* [EXERCISE OBJECTIVE]: Report how many lines of the records below include the word "emit". Give nothing but the number.

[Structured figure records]
⟨
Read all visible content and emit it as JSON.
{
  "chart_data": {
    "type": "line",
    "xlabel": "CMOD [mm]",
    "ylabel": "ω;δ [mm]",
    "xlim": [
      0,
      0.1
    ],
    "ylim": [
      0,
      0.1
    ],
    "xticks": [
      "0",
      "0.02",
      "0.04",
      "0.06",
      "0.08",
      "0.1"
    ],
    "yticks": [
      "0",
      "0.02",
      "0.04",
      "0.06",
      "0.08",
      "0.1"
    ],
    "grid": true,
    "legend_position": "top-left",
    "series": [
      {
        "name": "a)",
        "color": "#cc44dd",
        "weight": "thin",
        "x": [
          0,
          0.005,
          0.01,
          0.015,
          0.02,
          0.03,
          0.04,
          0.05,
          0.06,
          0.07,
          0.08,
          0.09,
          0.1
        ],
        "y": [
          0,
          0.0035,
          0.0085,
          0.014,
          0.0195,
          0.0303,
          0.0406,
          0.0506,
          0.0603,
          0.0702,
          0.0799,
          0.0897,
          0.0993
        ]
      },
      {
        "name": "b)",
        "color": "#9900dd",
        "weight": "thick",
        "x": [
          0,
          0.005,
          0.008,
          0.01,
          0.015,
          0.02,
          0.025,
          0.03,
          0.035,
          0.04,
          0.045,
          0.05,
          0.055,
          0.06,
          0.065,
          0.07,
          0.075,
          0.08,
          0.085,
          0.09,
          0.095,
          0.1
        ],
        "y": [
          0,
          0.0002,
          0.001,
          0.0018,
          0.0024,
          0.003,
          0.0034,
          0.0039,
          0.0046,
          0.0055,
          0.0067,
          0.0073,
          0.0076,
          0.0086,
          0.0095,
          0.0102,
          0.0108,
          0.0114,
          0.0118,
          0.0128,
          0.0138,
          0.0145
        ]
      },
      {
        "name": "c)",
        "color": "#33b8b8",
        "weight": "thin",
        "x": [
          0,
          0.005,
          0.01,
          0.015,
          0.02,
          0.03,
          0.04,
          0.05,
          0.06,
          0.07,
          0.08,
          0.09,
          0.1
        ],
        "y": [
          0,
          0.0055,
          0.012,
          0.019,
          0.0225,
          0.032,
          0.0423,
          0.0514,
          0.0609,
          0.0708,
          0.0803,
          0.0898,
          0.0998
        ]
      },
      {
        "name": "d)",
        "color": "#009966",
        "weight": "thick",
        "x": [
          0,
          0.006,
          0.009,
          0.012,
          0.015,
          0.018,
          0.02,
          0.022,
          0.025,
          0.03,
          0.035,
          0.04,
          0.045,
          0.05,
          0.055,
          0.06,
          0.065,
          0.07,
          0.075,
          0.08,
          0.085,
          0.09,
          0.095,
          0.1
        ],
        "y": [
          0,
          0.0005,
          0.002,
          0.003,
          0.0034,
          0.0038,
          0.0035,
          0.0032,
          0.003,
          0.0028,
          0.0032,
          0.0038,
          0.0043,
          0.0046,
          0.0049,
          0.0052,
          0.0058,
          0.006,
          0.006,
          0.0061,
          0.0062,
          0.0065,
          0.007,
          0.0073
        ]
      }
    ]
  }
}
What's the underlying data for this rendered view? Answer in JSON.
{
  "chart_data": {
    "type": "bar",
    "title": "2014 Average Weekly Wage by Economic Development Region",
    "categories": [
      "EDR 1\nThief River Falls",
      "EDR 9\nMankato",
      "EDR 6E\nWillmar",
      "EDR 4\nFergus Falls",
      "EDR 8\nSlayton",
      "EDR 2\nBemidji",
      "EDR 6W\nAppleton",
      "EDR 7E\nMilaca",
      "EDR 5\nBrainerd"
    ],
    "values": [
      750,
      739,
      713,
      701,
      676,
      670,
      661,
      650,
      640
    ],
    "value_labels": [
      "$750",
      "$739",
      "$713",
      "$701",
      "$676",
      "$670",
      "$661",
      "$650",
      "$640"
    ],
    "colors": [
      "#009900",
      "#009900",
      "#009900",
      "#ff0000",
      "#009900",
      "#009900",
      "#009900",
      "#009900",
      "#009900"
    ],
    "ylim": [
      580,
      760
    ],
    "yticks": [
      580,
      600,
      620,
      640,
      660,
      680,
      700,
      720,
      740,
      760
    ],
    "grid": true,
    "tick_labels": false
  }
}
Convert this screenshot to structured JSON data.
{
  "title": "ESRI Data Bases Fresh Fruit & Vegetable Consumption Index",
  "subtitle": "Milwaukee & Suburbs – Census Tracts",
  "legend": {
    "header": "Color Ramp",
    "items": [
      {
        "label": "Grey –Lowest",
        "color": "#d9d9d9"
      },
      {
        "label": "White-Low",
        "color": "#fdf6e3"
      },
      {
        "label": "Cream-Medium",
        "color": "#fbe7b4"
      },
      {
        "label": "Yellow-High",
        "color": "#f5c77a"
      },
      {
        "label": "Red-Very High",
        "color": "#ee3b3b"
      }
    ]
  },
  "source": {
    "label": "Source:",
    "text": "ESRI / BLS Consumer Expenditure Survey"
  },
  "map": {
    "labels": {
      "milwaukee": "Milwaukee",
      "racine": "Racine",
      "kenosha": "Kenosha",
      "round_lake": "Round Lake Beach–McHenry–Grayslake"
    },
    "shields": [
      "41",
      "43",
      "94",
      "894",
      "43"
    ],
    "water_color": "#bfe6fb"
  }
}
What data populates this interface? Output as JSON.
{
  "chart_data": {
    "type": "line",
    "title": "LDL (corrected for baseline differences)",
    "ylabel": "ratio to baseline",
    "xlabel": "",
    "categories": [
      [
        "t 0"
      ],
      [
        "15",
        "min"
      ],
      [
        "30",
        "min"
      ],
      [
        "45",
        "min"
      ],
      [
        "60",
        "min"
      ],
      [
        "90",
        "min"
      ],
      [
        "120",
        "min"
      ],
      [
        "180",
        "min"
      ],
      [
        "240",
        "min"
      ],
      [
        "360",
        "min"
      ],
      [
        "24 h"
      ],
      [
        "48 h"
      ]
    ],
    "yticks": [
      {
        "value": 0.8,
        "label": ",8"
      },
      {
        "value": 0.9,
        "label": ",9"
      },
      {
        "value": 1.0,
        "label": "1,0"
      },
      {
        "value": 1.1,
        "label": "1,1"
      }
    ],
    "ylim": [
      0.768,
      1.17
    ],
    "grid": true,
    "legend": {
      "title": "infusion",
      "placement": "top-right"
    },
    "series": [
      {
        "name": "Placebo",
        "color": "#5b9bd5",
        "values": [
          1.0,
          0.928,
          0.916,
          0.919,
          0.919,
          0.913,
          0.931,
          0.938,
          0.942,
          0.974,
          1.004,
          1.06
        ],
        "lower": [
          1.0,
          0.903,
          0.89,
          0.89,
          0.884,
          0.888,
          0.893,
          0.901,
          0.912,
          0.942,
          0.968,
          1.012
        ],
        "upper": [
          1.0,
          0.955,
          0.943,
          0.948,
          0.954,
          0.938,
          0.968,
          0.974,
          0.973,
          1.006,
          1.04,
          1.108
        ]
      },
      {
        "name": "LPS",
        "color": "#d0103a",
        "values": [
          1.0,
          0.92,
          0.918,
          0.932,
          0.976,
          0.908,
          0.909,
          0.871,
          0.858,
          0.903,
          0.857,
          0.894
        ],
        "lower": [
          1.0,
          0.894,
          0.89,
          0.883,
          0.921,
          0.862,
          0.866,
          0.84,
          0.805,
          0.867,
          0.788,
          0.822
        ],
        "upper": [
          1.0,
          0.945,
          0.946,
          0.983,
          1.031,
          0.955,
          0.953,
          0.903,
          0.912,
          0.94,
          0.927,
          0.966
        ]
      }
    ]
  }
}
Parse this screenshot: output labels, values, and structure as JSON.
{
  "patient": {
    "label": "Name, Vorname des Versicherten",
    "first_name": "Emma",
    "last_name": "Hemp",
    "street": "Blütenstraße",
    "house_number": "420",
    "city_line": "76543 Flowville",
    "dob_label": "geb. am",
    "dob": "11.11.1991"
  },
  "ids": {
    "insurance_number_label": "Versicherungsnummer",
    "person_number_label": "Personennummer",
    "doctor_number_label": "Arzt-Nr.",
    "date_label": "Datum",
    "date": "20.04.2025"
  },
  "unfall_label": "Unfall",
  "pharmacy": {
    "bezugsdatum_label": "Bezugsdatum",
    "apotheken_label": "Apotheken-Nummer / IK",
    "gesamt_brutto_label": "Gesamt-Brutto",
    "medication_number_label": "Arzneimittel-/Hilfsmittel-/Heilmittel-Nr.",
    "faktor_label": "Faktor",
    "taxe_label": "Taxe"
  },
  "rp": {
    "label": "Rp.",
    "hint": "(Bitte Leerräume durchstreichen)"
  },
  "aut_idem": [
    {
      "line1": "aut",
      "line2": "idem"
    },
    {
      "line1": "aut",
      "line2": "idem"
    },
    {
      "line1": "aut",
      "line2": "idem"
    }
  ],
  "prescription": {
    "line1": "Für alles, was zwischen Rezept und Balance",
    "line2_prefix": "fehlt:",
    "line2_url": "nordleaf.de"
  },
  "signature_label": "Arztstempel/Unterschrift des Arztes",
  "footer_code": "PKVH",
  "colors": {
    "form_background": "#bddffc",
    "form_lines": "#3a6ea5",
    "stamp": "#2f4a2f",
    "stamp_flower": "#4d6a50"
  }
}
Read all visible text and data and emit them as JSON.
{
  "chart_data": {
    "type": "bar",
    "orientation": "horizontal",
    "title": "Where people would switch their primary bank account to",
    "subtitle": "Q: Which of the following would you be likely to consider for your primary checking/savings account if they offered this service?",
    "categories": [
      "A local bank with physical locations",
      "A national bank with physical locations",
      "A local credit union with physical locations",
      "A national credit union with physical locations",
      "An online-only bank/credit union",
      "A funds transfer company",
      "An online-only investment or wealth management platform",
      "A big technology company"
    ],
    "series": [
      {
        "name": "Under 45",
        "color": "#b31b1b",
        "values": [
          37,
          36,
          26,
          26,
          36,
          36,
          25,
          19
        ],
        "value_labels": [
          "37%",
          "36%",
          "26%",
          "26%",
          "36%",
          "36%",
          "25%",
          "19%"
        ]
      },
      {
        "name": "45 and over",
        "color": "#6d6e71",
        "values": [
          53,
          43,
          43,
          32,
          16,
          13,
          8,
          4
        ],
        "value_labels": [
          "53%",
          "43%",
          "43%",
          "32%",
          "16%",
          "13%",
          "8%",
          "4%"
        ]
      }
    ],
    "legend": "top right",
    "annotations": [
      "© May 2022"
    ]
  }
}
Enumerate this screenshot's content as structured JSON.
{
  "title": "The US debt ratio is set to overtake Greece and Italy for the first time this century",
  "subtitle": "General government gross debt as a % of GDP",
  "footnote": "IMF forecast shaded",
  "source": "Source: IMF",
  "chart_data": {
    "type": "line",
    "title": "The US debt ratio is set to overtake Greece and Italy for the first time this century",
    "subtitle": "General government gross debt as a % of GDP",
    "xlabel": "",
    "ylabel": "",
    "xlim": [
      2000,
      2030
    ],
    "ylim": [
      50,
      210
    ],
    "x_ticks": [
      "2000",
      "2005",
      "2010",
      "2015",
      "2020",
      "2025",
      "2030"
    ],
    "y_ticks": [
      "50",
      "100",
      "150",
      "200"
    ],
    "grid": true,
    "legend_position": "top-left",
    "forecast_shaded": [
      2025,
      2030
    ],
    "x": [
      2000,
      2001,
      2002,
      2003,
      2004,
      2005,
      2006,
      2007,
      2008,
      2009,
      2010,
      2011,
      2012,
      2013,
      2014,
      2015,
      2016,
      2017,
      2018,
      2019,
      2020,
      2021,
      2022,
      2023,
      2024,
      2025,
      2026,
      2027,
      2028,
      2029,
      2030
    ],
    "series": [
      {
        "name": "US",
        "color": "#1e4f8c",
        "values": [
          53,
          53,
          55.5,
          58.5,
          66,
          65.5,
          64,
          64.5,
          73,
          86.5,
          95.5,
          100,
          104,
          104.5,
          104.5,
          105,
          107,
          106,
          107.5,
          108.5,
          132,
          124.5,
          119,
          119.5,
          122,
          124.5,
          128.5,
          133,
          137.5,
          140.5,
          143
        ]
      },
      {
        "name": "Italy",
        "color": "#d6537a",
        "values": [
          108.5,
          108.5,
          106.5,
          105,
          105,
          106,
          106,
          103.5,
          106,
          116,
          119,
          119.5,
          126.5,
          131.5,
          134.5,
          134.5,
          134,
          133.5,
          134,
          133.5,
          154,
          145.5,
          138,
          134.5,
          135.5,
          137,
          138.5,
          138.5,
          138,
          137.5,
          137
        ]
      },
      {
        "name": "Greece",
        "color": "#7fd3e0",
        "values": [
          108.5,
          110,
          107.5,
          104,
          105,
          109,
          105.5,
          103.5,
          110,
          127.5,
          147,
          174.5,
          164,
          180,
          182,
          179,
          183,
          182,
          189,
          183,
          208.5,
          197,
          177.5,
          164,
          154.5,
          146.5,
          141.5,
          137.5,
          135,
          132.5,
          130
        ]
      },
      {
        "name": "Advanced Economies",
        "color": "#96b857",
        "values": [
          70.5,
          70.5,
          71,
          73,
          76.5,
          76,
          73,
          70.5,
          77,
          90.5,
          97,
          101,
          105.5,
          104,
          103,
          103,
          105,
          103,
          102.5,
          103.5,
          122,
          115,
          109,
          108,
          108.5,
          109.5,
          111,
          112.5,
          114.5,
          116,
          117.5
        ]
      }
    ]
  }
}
⟩
* [WORKED ANSWER]: 2